> [What the task requires] Records follow. Pull out every line that contains "Fall".
+++
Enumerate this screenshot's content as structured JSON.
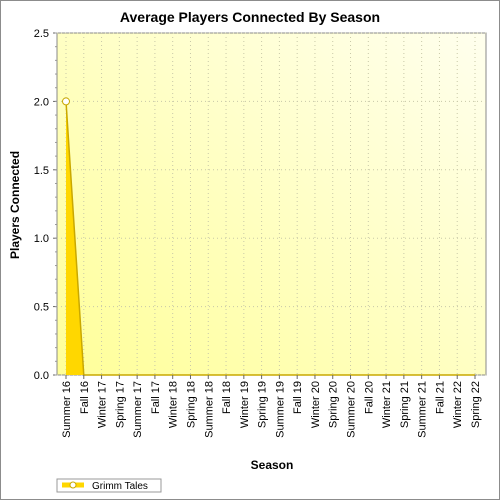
{
  "chart_data": {
    "type": "area",
    "title": "Average Players Connected By Season",
    "xlabel": "Season",
    "ylabel": "Players Connected",
    "ylim": [
      0,
      2.5
    ],
    "yticks": [
      "0.0",
      "0.5",
      "1.0",
      "1.5",
      "2.0",
      "2.5"
    ],
    "grid": true,
    "legend_placement": "bottom-left",
    "categories": [
      "Summer 16",
      "Fall 16",
      "Winter 17",
      "Spring 17",
      "Summer 17",
      "Fall 17",
      "Winter 18",
      "Spring 18",
      "Summer 18",
      "Fall 18",
      "Winter 19",
      "Spring 19",
      "Summer 19",
      "Fall 19",
      "Winter 20",
      "Spring 20",
      "Summer 20",
      "Fall 20",
      "Winter 21",
      "Spring 21",
      "Summer 21",
      "Fall 21",
      "Winter 22",
      "Spring 22"
    ],
    "series": [
      {
        "name": "Grimm Tales",
        "values": [
          2,
          0,
          0,
          0,
          0,
          0,
          0,
          0,
          0,
          0,
          0,
          0,
          0,
          0,
          0,
          0,
          0,
          0,
          0,
          0,
          0,
          0,
          0,
          0
        ],
        "color": "#ffd700",
        "line_color": "#c9a800"
      }
    ]
  }
}
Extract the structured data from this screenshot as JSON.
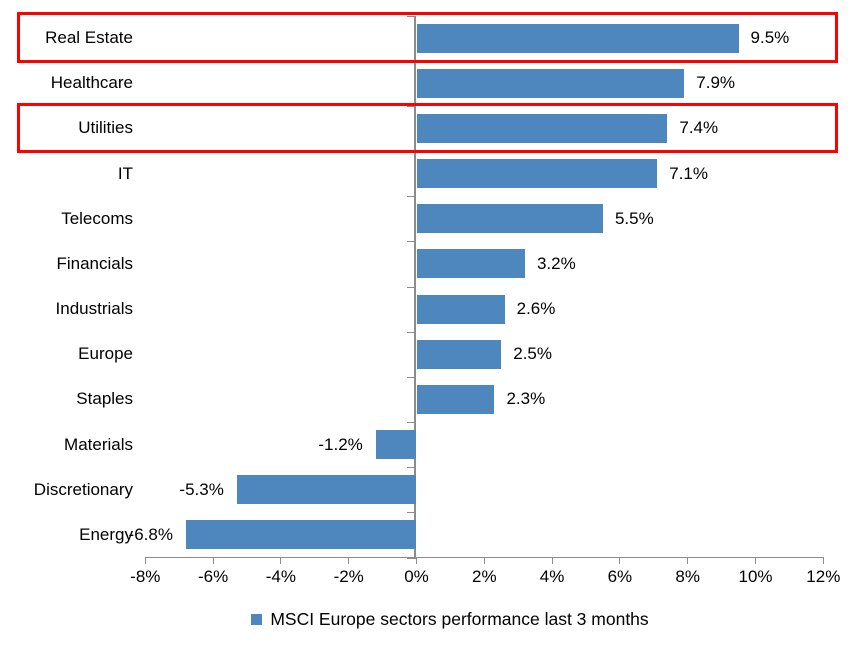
{
  "chart_data": {
    "type": "bar",
    "orientation": "horizontal",
    "title": "",
    "legend": "MSCI Europe sectors performance last 3 months",
    "legend_position": "bottom-center",
    "categories": [
      "Real Estate",
      "Healthcare",
      "Utilities",
      "IT",
      "Telecoms",
      "Financials",
      "Industrials",
      "Europe",
      "Staples",
      "Materials",
      "Discretionary",
      "Energy"
    ],
    "values": [
      9.5,
      7.9,
      7.4,
      7.1,
      5.5,
      3.2,
      2.6,
      2.5,
      2.3,
      -1.2,
      -5.3,
      -6.8
    ],
    "value_labels": [
      "9.5%",
      "7.9%",
      "7.4%",
      "7.1%",
      "5.5%",
      "3.2%",
      "2.6%",
      "2.5%",
      "2.3%",
      "-1.2%",
      "-5.3%",
      "-6.8%"
    ],
    "xlim": [
      -8,
      12
    ],
    "xtick_values": [
      -8,
      -6,
      -4,
      -2,
      0,
      2,
      4,
      6,
      8,
      10,
      12
    ],
    "xtick_labels": [
      "-8%",
      "-6%",
      "-4%",
      "-2%",
      "0%",
      "2%",
      "4%",
      "6%",
      "8%",
      "10%",
      "12%"
    ],
    "grid": false,
    "bar_color": "#4e86be",
    "axis_color": "#8c8c8c",
    "text_color": "#000000"
  },
  "annotations": {
    "highlight_color": "#ff0000",
    "highlighted_categories": [
      "Real Estate",
      "Utilities"
    ]
  }
}
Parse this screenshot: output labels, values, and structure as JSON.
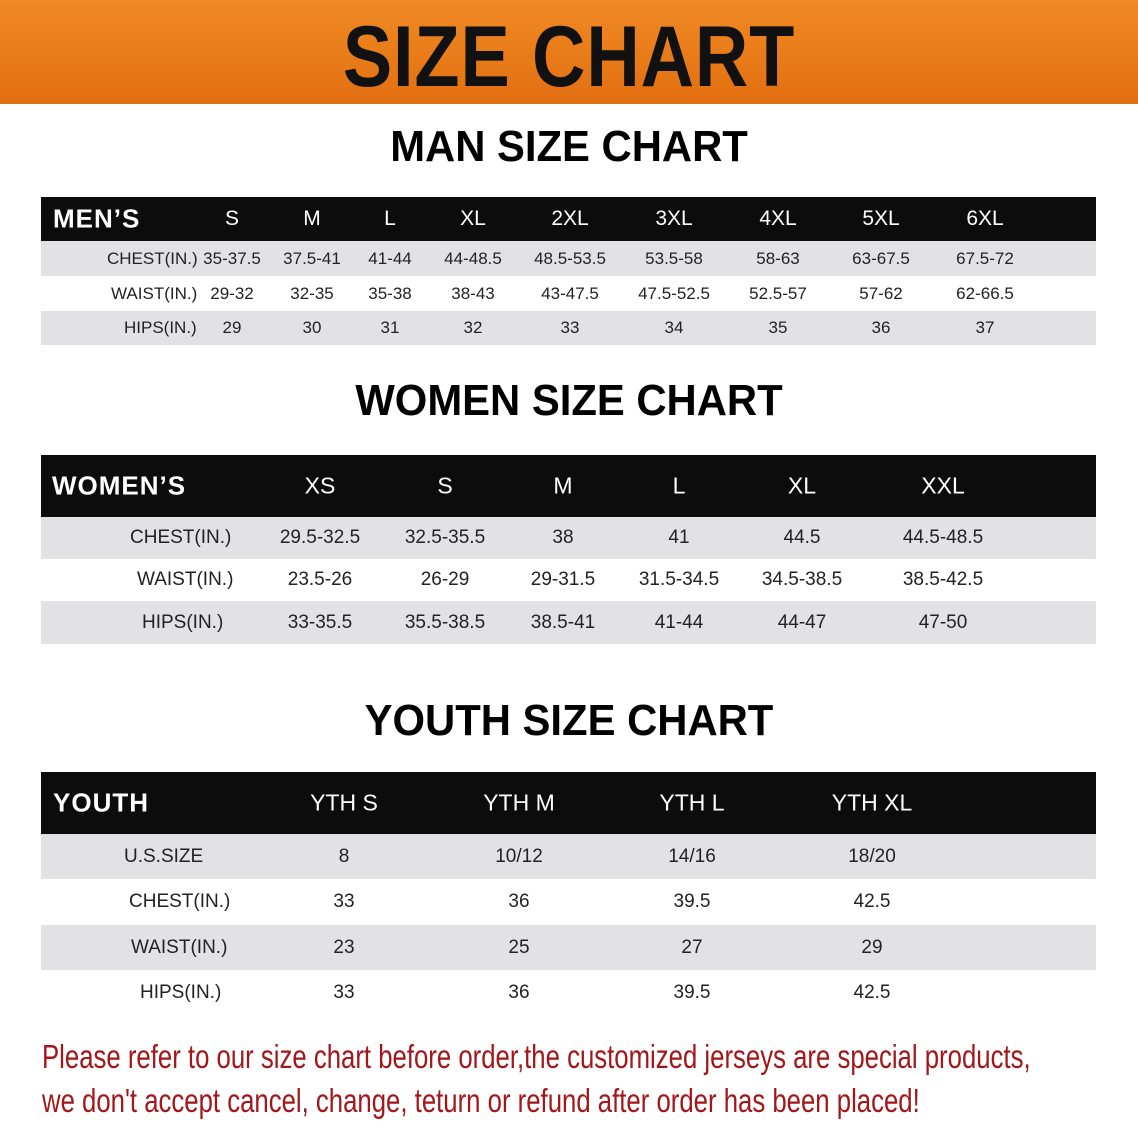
{
  "banner": {
    "title": "SIZE CHART",
    "color": "#e97a18"
  },
  "men": {
    "title": "MAN SIZE CHART",
    "header": [
      "MEN’S",
      "S",
      "M",
      "L",
      "XL",
      "2XL",
      "3XL",
      "4XL",
      "5XL",
      "6XL"
    ],
    "rows": [
      [
        "CHEST(IN.)",
        "35-37.5",
        "37.5-41",
        "41-44",
        "44-48.5",
        "48.5-53.5",
        "53.5-58",
        "58-63",
        "63-67.5",
        "67.5-72"
      ],
      [
        "WAIST(IN.)",
        "29-32",
        "32-35",
        "35-38",
        "38-43",
        "43-47.5",
        "47.5-52.5",
        "52.5-57",
        "57-62",
        "62-66.5"
      ],
      [
        "HIPS(IN.)",
        "29",
        "30",
        "31",
        "32",
        "33",
        "34",
        "35",
        "36",
        "37"
      ]
    ]
  },
  "women": {
    "title": "WOMEN SIZE CHART",
    "header": [
      "WOMEN’S",
      "XS",
      "S",
      "M",
      "L",
      "XL",
      "XXL"
    ],
    "rows": [
      [
        "CHEST(IN.)",
        "29.5-32.5",
        "32.5-35.5",
        "38",
        "41",
        "44.5",
        "44.5-48.5"
      ],
      [
        "WAIST(IN.)",
        "23.5-26",
        "26-29",
        "29-31.5",
        "31.5-34.5",
        "34.5-38.5",
        "38.5-42.5"
      ],
      [
        "HIPS(IN.)",
        "33-35.5",
        "35.5-38.5",
        "38.5-41",
        "41-44",
        "44-47",
        "47-50"
      ]
    ]
  },
  "youth": {
    "title": "YOUTH SIZE CHART",
    "header": [
      "YOUTH",
      "YTH S",
      "YTH M",
      "YTH L",
      "YTH XL"
    ],
    "rows": [
      [
        "U.S.SIZE",
        "8",
        "10/12",
        "14/16",
        "18/20"
      ],
      [
        "CHEST(IN.)",
        "33",
        "36",
        "39.5",
        "42.5"
      ],
      [
        "WAIST(IN.)",
        "23",
        "25",
        "27",
        "29"
      ],
      [
        "HIPS(IN.)",
        "33",
        "36",
        "39.5",
        "42.5"
      ]
    ]
  },
  "footer": {
    "line1": "Please refer to our size chart before order,the customized jerseys are special products,",
    "line2": "we don't accept cancel, change, teturn or refund after order has been placed!",
    "color": "#a3171b"
  }
}
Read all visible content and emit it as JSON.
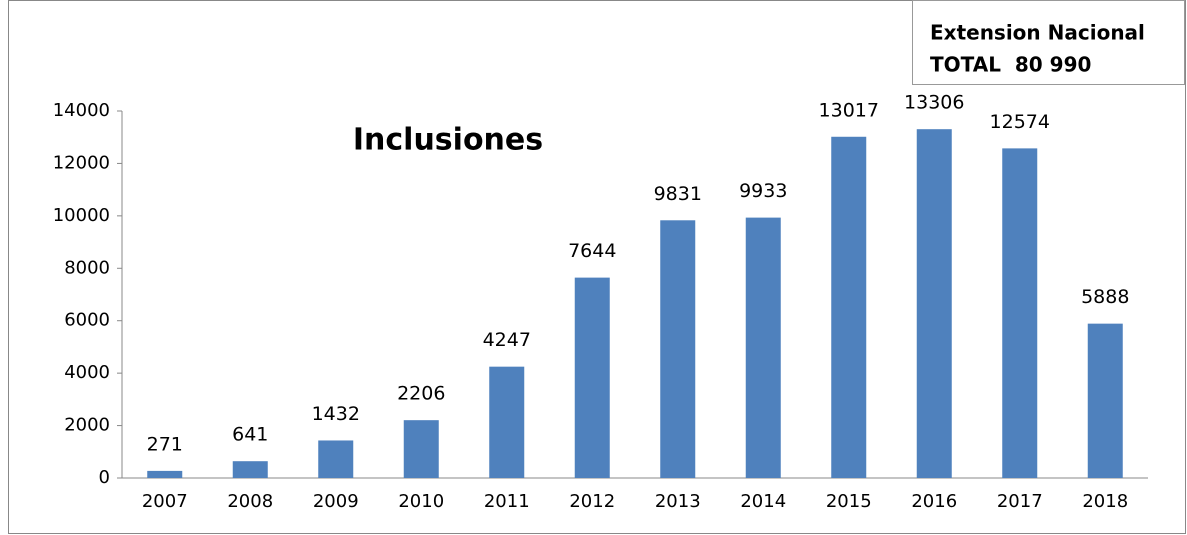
{
  "chart_data": {
    "type": "bar",
    "title": "Inclusiones",
    "annotation": [
      "Extension Nacional",
      "TOTAL  80 990"
    ],
    "categories": [
      "2007",
      "2008",
      "2009",
      "2010",
      "2011",
      "2012",
      "2013",
      "2014",
      "2015",
      "2016",
      "2017",
      "2018"
    ],
    "values": [
      271,
      641,
      1432,
      2206,
      4247,
      7644,
      9831,
      9933,
      13017,
      13306,
      12574,
      5888
    ],
    "color": "#4f81bd",
    "ylim": [
      0,
      14000
    ],
    "yticks": [
      0,
      2000,
      4000,
      6000,
      8000,
      10000,
      12000,
      14000
    ],
    "grid": false
  }
}
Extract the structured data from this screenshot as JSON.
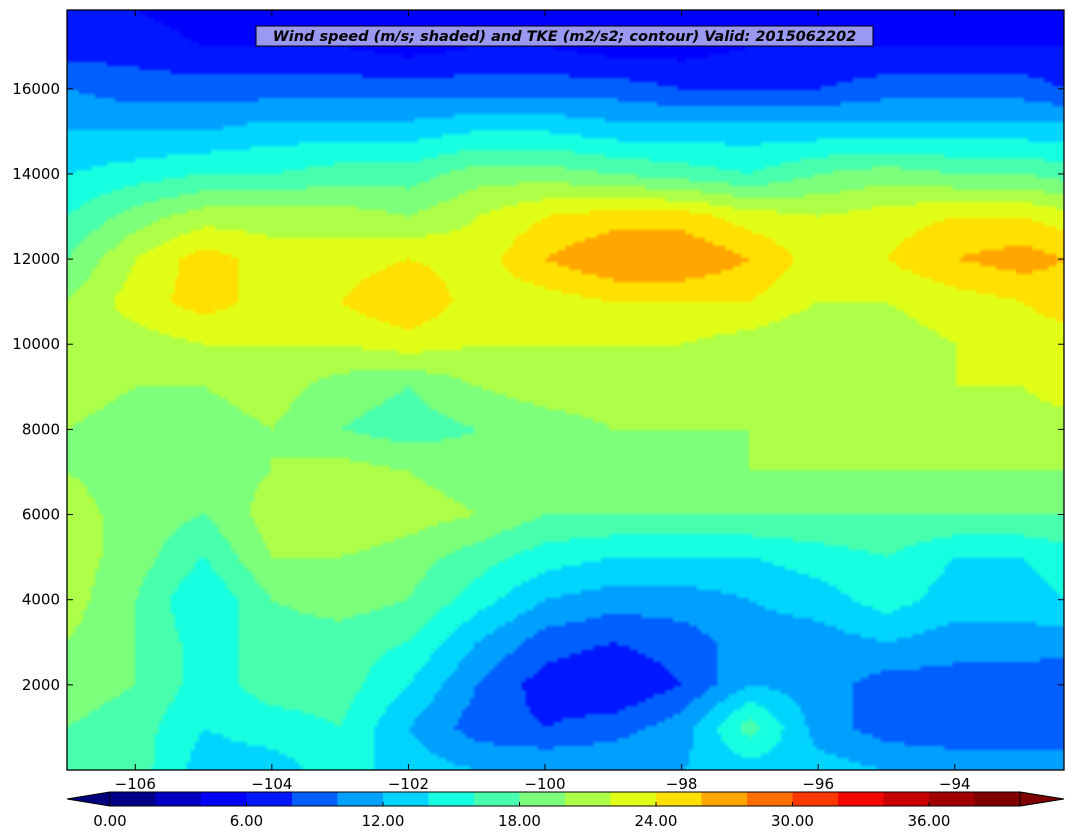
{
  "chart_data": {
    "type": "heatmap",
    "title": "Wind speed (m/s; shaded) and TKE (m2/s2; contour) Valid: 2015062202",
    "xlabel": "",
    "ylabel": "",
    "xlim": [
      -107.0,
      -92.4
    ],
    "ylim": [
      0,
      17850
    ],
    "xticks": [
      -106,
      -104,
      -102,
      -100,
      -98,
      -96,
      -94
    ],
    "xtick_labels": [
      "−106",
      "−104",
      "−102",
      "−100",
      "−98",
      "−96",
      "−94"
    ],
    "yticks": [
      2000,
      4000,
      6000,
      8000,
      10000,
      12000,
      14000,
      16000
    ],
    "ytick_labels": [
      "2000",
      "4000",
      "6000",
      "8000",
      "10000",
      "12000",
      "14000",
      "16000"
    ],
    "colorbar": {
      "min": 0,
      "max": 40,
      "step": 2,
      "extend": "both",
      "ticks": [
        0,
        6,
        12,
        18,
        24,
        30,
        36
      ],
      "tick_labels": [
        "0.00",
        "6.00",
        "12.00",
        "18.00",
        "24.00",
        "30.00",
        "36.00"
      ],
      "colors": [
        "#000088",
        "#0000c4",
        "#0000ff",
        "#0018ff",
        "#0060ff",
        "#00a0ff",
        "#00d4ff",
        "#16ffe1",
        "#48ffae",
        "#7cff7a",
        "#aeff48",
        "#e1ff16",
        "#ffe000",
        "#ffa600",
        "#ff7000",
        "#ff3800",
        "#f20800",
        "#c80000",
        "#a00000",
        "#800000"
      ],
      "under_color": "#00007f",
      "over_color": "#7f0000"
    },
    "x": [
      -107.0,
      -106.0,
      -105.0,
      -104.0,
      -103.0,
      -102.0,
      -101.0,
      -100.0,
      -99.0,
      -98.0,
      -97.0,
      -96.0,
      -95.0,
      -94.0,
      -93.0,
      -92.4
    ],
    "y": [
      0,
      1000,
      2000,
      3000,
      4000,
      5000,
      6000,
      7000,
      8000,
      9000,
      10000,
      11000,
      12000,
      13000,
      14000,
      15000,
      16000,
      17000,
      17850
    ],
    "z_wind_speed": [
      [
        16,
        17,
        13,
        13,
        15,
        13,
        12,
        12,
        12,
        12,
        13,
        13,
        12,
        12,
        12,
        12
      ],
      [
        18,
        17,
        14,
        15,
        16,
        12,
        9,
        8,
        9,
        11,
        17,
        11,
        9,
        8,
        8,
        8
      ],
      [
        19,
        18,
        15,
        17,
        17,
        14,
        10,
        7,
        6,
        8,
        12,
        11,
        9,
        9,
        9,
        8
      ],
      [
        20,
        18,
        15,
        17,
        17,
        16,
        12,
        9,
        8,
        9,
        11,
        11,
        12,
        11,
        11,
        11
      ],
      [
        21,
        18,
        14,
        18,
        19,
        18,
        15,
        12,
        11,
        11,
        12,
        13,
        15,
        13,
        13,
        14
      ],
      [
        21,
        19,
        16,
        20,
        20,
        19,
        17,
        15,
        14,
        14,
        14,
        15,
        16,
        14,
        14,
        15
      ],
      [
        21,
        19,
        18,
        21,
        22,
        21,
        20,
        18,
        18,
        18,
        18,
        18,
        18,
        18,
        18,
        18
      ],
      [
        20,
        19,
        19,
        20,
        21,
        20,
        19,
        19,
        19,
        19,
        20,
        20,
        20,
        20,
        20,
        20
      ],
      [
        20,
        19,
        19,
        20,
        18,
        17,
        18,
        19,
        20,
        20,
        20,
        21,
        22,
        21,
        21,
        21
      ],
      [
        21,
        20,
        20,
        21,
        19,
        18,
        20,
        21,
        21,
        21,
        21,
        21,
        22,
        22,
        22,
        23
      ],
      [
        21,
        21,
        22,
        22,
        22,
        23,
        22,
        22,
        22,
        22,
        21,
        20,
        21,
        22,
        23,
        23
      ],
      [
        20,
        23,
        25,
        23,
        24,
        26,
        23,
        23,
        24,
        24,
        24,
        22,
        22,
        23,
        24,
        25
      ],
      [
        18,
        22,
        25,
        23,
        23,
        24,
        23,
        26,
        28,
        28,
        26,
        23,
        24,
        26,
        27,
        26
      ],
      [
        16,
        19,
        21,
        21,
        21,
        20,
        22,
        24,
        25,
        25,
        23,
        22,
        23,
        24,
        24,
        23
      ],
      [
        14,
        15,
        16,
        16,
        17,
        17,
        19,
        19,
        18,
        17,
        16,
        18,
        19,
        18,
        18,
        17
      ],
      [
        12,
        12,
        12,
        13,
        13,
        13,
        14,
        14,
        13,
        13,
        13,
        13,
        13,
        13,
        13,
        13
      ],
      [
        10,
        9,
        9,
        9,
        9,
        9,
        9,
        9,
        9,
        8,
        8,
        8,
        9,
        9,
        9,
        8
      ],
      [
        7,
        7,
        6,
        6,
        6,
        5,
        6,
        6,
        5,
        5,
        6,
        6,
        6,
        6,
        6,
        6
      ],
      [
        6,
        6,
        5,
        5,
        5,
        5,
        5,
        5,
        5,
        5,
        5,
        5,
        5,
        5,
        5,
        5
      ]
    ]
  }
}
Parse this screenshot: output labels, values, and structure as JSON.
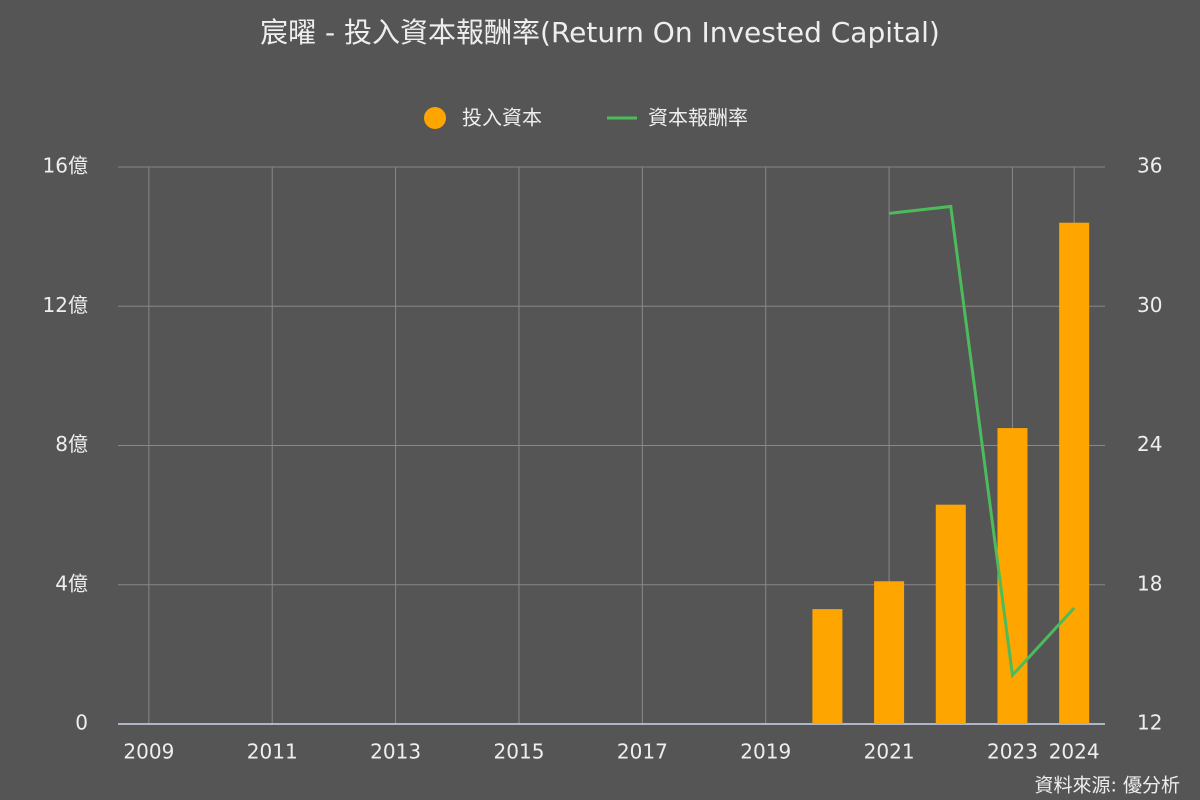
+++
> [Result]
      "Fall 16",
      "Fall 17",
      "Fall 18",
      "Fall 19",
      "Fall 20",
      "Fall 21",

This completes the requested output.